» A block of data
::::::::::
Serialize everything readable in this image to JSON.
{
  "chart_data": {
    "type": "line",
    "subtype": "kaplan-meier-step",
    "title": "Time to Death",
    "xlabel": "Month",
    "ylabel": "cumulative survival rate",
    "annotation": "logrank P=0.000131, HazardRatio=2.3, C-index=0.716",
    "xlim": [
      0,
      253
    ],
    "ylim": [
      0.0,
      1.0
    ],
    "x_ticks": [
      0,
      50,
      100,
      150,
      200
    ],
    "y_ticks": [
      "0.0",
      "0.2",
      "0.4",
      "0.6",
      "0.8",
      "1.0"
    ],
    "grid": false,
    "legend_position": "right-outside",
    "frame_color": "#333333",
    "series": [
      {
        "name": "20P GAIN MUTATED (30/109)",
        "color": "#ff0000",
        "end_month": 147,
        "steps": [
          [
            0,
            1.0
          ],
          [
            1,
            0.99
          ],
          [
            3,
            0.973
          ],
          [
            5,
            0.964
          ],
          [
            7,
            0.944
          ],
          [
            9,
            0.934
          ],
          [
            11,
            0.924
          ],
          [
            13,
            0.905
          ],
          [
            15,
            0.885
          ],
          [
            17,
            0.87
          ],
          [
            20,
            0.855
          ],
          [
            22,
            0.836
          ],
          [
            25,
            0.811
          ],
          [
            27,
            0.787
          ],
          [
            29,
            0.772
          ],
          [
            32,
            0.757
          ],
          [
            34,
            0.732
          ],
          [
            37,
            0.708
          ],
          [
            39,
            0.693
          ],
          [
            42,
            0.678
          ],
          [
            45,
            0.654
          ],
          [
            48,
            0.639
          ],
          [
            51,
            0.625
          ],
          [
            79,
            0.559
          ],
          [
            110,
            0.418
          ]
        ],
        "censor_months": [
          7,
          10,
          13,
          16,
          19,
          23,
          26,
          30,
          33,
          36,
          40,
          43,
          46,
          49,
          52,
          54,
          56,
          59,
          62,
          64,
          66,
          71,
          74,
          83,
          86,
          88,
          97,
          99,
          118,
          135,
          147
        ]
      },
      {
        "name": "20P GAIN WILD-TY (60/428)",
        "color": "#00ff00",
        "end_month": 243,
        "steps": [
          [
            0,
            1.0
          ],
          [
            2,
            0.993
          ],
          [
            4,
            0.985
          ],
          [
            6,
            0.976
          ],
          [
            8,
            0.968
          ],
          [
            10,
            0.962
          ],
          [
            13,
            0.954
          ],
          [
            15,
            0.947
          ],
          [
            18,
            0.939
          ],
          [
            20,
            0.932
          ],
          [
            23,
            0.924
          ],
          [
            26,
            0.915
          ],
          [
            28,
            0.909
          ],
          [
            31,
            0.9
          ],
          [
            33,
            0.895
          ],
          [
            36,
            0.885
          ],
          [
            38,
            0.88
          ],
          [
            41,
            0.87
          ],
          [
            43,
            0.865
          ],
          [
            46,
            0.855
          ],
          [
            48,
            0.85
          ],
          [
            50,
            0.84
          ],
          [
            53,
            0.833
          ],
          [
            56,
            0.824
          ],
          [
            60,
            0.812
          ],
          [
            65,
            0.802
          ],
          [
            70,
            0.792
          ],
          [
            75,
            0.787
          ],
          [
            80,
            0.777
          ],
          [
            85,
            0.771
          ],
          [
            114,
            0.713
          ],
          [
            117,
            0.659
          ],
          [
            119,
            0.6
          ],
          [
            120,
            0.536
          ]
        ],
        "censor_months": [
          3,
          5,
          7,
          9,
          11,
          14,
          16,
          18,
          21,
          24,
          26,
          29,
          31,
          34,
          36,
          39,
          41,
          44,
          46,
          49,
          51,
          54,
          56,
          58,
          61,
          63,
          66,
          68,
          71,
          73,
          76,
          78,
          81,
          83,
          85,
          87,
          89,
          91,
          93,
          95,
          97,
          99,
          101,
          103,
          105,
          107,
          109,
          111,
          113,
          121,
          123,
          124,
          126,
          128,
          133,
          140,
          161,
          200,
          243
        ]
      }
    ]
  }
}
::::::::::
» Task details
Return each line with "name".

» Output of the task
        "name": "20P GAIN MUTATED (30/109)",
        "name": "20P GAIN WILD-TY (60/428)",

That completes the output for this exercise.